Your instructions:
Please pull out every line that includes the string "bisa".

Data supplied:
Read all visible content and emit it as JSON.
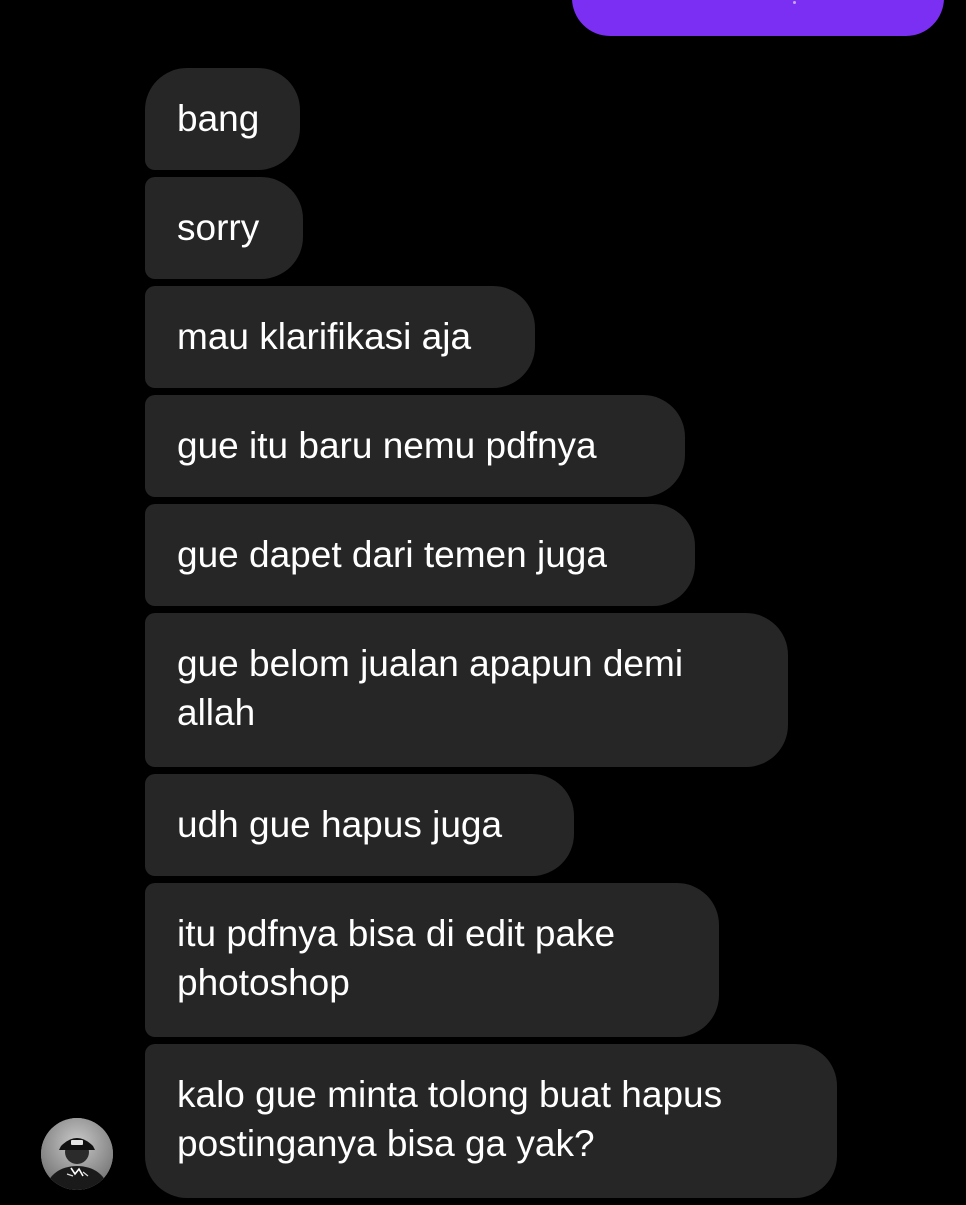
{
  "colors": {
    "background": "#000000",
    "incoming_bubble": "#262626",
    "outgoing_bubble": "#7a2ff2",
    "text": "#ffffff"
  },
  "messages": [
    {
      "text": "bang"
    },
    {
      "text": "sorry"
    },
    {
      "text": "mau klarifikasi aja"
    },
    {
      "text": "gue itu baru nemu pdfnya"
    },
    {
      "text": "gue dapet dari temen juga"
    },
    {
      "text": "gue belom jualan apapun demi allah"
    },
    {
      "text": "udh gue hapus juga"
    },
    {
      "text": "itu pdfnya bisa di edit pake photoshop"
    },
    {
      "text": "kalo gue minta tolong buat hapus postinganya bisa ga yak?"
    }
  ],
  "sender_avatar": {
    "icon": "avatar-photo-icon"
  }
}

Worked answer:
      "text": "itu pdfnya bisa di edit pake photoshop"
      "text": "kalo gue minta tolong buat hapus postinganya bisa ga yak?"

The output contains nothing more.